Copy all lines holding the word "Lightwave" from the entries.

***** EXERCISE INPUT *****

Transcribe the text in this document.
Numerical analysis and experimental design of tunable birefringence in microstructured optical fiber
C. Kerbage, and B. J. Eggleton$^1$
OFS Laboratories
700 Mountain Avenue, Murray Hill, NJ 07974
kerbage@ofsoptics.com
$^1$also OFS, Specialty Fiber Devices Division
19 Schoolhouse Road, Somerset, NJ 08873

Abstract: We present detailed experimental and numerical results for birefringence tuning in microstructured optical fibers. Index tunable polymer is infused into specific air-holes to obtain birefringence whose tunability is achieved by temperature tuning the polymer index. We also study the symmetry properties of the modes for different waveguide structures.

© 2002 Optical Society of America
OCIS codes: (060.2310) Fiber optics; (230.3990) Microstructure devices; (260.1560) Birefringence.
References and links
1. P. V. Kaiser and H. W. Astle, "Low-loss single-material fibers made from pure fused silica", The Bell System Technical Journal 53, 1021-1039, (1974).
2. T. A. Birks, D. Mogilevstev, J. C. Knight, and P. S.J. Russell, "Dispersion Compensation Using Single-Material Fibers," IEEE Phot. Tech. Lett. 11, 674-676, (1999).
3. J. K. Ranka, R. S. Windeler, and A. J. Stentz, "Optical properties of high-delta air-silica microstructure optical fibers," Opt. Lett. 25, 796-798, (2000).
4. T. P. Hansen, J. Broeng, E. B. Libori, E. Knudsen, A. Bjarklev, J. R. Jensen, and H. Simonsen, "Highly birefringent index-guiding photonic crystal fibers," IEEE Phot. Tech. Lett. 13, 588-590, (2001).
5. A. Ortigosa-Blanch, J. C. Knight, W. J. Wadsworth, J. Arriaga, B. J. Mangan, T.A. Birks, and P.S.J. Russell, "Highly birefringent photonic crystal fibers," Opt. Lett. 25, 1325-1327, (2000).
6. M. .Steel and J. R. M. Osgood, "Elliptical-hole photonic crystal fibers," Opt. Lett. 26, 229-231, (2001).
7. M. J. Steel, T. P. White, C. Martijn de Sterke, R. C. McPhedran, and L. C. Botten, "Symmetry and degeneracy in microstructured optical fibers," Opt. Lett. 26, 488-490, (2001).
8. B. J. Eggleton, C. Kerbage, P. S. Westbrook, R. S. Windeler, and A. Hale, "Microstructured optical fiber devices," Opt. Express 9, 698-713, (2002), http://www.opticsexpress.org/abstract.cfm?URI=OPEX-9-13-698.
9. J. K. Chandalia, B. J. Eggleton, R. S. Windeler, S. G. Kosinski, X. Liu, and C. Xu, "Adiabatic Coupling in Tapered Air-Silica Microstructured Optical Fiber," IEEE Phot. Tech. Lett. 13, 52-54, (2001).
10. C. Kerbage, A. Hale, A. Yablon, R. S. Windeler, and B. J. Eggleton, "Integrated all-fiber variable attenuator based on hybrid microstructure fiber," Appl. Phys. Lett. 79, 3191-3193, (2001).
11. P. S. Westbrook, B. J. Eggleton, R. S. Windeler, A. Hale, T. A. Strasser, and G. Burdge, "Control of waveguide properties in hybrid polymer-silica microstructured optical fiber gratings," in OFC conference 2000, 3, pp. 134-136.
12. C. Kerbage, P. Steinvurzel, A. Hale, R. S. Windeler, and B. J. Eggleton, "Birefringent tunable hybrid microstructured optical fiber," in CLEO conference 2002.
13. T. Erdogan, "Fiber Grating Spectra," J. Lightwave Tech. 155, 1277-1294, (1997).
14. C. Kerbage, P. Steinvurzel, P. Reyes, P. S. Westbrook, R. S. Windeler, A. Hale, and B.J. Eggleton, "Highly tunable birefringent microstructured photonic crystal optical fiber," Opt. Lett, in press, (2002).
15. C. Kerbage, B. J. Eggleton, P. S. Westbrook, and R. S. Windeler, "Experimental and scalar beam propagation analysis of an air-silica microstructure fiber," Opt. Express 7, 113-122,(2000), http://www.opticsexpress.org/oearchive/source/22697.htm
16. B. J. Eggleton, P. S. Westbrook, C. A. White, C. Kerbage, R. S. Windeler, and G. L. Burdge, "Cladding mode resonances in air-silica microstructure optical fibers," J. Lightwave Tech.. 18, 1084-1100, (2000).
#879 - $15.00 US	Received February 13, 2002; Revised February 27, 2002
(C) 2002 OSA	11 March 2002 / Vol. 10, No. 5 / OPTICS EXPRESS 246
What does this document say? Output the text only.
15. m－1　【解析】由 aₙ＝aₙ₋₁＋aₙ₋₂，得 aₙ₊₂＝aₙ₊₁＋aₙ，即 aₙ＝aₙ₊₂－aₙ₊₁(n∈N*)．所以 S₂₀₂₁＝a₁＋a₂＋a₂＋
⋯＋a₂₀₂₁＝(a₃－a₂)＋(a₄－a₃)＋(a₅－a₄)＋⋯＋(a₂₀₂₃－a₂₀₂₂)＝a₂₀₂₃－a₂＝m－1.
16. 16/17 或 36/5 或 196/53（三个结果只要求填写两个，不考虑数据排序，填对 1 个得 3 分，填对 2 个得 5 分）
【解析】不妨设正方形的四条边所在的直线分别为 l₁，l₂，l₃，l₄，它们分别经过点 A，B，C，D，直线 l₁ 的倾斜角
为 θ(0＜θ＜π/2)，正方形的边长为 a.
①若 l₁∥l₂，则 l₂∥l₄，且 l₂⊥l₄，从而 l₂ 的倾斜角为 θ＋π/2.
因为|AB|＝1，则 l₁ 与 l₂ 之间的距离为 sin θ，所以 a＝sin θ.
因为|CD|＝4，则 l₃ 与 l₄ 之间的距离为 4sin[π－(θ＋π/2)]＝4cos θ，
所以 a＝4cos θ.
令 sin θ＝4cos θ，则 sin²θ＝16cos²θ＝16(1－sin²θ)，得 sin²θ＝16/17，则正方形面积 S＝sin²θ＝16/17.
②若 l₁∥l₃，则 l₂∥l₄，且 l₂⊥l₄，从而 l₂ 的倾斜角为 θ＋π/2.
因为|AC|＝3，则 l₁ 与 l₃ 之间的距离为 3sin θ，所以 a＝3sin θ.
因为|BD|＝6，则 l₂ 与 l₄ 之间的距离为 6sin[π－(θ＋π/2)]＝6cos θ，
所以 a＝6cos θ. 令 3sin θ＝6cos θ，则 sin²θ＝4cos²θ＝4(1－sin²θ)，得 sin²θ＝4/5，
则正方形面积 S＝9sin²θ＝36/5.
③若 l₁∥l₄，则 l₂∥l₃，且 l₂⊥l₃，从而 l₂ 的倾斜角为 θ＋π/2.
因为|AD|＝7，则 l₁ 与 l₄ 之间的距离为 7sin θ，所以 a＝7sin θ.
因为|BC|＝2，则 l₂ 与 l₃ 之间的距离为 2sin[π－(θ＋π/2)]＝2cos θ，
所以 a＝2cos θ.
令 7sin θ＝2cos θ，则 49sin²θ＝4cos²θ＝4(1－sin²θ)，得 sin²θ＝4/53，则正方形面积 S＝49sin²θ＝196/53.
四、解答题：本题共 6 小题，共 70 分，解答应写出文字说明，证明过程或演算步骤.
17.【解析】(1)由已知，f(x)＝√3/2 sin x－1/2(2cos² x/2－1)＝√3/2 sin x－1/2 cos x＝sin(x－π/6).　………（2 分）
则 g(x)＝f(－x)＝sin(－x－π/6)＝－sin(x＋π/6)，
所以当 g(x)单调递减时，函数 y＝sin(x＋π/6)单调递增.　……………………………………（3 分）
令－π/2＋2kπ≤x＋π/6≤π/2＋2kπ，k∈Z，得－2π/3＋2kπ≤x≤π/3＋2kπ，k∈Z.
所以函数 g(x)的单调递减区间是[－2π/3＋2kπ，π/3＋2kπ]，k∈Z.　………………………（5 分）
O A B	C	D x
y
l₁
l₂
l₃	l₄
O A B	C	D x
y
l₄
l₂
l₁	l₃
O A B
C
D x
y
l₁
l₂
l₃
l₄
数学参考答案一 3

*****

**RESPONSE TO THIS EXERCISE**
13. T. Erdogan, "Fiber Grating Spectra," J. Lightwave Tech. 155, 1277-1294, (1997).
16. B. J. Eggleton, P. S. Westbrook, C. A. White, C. Kerbage, R. S. Windeler, and G. L. Burdge, "Cladding mode resonances in air-silica microstructure optical fibers," J. Lightwave Tech.. 18, 1084-1100, (2000).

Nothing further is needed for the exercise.